What you will do
Produce an exact copy of all the records.

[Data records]

-- start --

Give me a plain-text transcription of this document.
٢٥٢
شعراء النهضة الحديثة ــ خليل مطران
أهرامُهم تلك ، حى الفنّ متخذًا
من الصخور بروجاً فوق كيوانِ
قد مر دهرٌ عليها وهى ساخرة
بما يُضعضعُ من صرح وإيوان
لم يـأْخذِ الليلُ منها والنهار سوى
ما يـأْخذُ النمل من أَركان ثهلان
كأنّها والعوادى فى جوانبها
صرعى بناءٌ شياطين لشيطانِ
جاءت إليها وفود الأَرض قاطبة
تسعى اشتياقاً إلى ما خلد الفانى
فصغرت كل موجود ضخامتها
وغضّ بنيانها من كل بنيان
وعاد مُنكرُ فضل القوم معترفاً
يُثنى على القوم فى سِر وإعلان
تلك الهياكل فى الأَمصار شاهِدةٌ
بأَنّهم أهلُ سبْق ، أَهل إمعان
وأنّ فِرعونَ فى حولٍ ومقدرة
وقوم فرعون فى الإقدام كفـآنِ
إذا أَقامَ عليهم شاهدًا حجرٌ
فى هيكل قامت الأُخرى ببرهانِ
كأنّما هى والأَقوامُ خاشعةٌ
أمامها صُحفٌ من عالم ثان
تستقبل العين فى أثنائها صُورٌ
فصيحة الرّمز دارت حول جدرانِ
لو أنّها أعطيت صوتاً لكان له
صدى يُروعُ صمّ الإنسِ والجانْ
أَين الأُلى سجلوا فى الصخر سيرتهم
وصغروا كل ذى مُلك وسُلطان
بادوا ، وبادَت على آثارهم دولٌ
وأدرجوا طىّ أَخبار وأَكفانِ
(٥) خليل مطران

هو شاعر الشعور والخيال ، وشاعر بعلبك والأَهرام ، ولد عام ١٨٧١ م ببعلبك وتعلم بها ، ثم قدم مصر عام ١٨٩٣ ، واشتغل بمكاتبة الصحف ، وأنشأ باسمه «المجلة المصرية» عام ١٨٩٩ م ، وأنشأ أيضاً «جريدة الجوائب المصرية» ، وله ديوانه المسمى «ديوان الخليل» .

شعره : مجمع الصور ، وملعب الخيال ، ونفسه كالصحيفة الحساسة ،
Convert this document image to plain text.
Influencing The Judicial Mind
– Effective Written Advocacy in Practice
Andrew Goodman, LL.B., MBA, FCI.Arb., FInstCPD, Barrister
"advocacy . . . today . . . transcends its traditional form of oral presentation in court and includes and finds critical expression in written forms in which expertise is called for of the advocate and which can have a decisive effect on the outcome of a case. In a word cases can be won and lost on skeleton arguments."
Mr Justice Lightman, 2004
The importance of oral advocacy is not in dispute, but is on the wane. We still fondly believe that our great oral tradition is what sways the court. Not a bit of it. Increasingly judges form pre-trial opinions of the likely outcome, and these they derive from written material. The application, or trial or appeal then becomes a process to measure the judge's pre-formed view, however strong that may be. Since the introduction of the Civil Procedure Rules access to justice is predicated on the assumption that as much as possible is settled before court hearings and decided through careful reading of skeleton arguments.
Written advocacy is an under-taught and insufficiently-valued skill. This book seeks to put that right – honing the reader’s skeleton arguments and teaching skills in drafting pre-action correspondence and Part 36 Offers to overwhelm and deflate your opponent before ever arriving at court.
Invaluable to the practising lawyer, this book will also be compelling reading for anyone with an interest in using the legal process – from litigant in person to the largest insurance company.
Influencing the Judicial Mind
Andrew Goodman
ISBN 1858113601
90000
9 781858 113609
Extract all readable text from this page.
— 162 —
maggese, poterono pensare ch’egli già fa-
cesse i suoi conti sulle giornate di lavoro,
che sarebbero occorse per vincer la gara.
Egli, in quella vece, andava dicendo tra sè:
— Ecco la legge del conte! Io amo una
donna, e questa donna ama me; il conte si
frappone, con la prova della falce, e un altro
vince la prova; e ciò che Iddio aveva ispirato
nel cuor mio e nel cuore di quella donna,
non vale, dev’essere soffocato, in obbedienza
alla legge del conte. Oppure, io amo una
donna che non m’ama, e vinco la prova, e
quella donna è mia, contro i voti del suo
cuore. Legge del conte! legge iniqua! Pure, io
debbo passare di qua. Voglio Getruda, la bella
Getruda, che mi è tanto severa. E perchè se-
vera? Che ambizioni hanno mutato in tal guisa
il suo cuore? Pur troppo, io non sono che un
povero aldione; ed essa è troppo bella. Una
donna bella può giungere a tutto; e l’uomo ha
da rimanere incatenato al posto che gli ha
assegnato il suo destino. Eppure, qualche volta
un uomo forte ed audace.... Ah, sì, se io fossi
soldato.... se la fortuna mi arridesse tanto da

-- end --

The response
Give me a plain-text transcription of this document.
٢٥٢
شعراء النهضة الحديثة ــ خليل مطران
أهرامُهم تلك ، حى الفنّ متخذًا
من الصخور بروجاً فوق كيوانِ
قد مر دهرٌ عليها وهى ساخرة
بما يُضعضعُ من صرح وإيوان
لم يـأْخذِ الليلُ منها والنهار سوى
ما يـأْخذُ النمل من أَركان ثهلان
كأنّها والعوادى فى جوانبها
صرعى بناءٌ شياطين لشيطانِ
جاءت إليها وفود الأَرض قاطبة
تسعى اشتياقاً إلى ما خلد الفانى
فصغرت كل موجود ضخامتها
وغضّ بنيانها من كل بنيان
وعاد مُنكرُ فضل القوم معترفاً
يُثنى على القوم فى سِر وإعلان
تلك الهياكل فى الأَمصار شاهِدةٌ
بأَنّهم أهلُ سبْق ، أَهل إمعان
وأنّ فِرعونَ فى حولٍ ومقدرة
وقوم فرعون فى الإقدام كفـآنِ
إذا أَقامَ عليهم شاهدًا حجرٌ
فى هيكل قامت الأُخرى ببرهانِ
كأنّما هى والأَقوامُ خاشعةٌ
أمامها صُحفٌ من عالم ثان
تستقبل العين فى أثنائها صُورٌ
فصيحة الرّمز دارت حول جدرانِ
لو أنّها أعطيت صوتاً لكان له
صدى يُروعُ صمّ الإنسِ والجانْ
أَين الأُلى سجلوا فى الصخر سيرتهم
وصغروا كل ذى مُلك وسُلطان
بادوا ، وبادَت على آثارهم دولٌ
وأدرجوا طىّ أَخبار وأَكفانِ
(٥) خليل مطران

هو شاعر الشعور والخيال ، وشاعر بعلبك والأَهرام ، ولد عام ١٨٧١ م ببعلبك وتعلم بها ، ثم قدم مصر عام ١٨٩٣ ، واشتغل بمكاتبة الصحف ، وأنشأ باسمه «المجلة المصرية» عام ١٨٩٩ م ، وأنشأ أيضاً «جريدة الجوائب المصرية» ، وله ديوانه المسمى «ديوان الخليل» .

شعره : مجمع الصور ، وملعب الخيال ، ونفسه كالصحيفة الحساسة ،
Convert this document image to plain text.
Influencing The Judicial Mind
– Effective Written Advocacy in Practice
Andrew Goodman, LL.B., MBA, FCI.Arb., FInstCPD, Barrister
"advocacy . . . today . . . transcends its traditional form of oral presentation in court and includes and finds critical expression in written forms in which expertise is called for of the advocate and which can have a decisive effect on the outcome of a case. In a word cases can be won and lost on skeleton arguments."
Mr Justice Lightman, 2004
The importance of oral advocacy is not in dispute, but is on the wane. We still fondly believe that our great oral tradition is what sways the court. Not a bit of it. Increasingly judges form pre-trial opinions of the likely outcome, and these they derive from written material. The application, or trial or appeal then becomes a process to measure the judge's pre-formed view, however strong that may be. Since the introduction of the Civil Procedure Rules access to justice is predicated on the assumption that as much as possible is settled before court hearings and decided through careful reading of skeleton arguments.
Written advocacy is an under-taught and insufficiently-valued skill. This book seeks to put that right – honing the reader’s skeleton arguments and teaching skills in drafting pre-action correspondence and Part 36 Offers to overwhelm and deflate your opponent before ever arriving at court.
Invaluable to the practising lawyer, this book will also be compelling reading for anyone with an interest in using the legal process – from litigant in person to the largest insurance company.
Influencing the Judicial Mind
Andrew Goodman
ISBN 1858113601
90000
9 781858 113609
Extract all readable text from this page.
— 162 —
maggese, poterono pensare ch’egli già fa-
cesse i suoi conti sulle giornate di lavoro,
che sarebbero occorse per vincer la gara.
Egli, in quella vece, andava dicendo tra sè:
— Ecco la legge del conte! Io amo una
donna, e questa donna ama me; il conte si
frappone, con la prova della falce, e un altro
vince la prova; e ciò che Iddio aveva ispirato
nel cuor mio e nel cuore di quella donna,
non vale, dev’essere soffocato, in obbedienza
alla legge del conte. Oppure, io amo una
donna che non m’ama, e vinco la prova, e
quella donna è mia, contro i voti del suo
cuore. Legge del conte! legge iniqua! Pure, io
debbo passare di qua. Voglio Getruda, la bella
Getruda, che mi è tanto severa. E perchè se-
vera? Che ambizioni hanno mutato in tal guisa
il suo cuore? Pur troppo, io non sono che un
povero aldione; ed essa è troppo bella. Una
donna bella può giungere a tutto; e l’uomo ha
da rimanere incatenato al posto che gli ha
assegnato il suo destino. Eppure, qualche volta
un uomo forte ed audace.... Ah, sì, se io fossi
soldato.... se la fortuna mi arridesse tanto da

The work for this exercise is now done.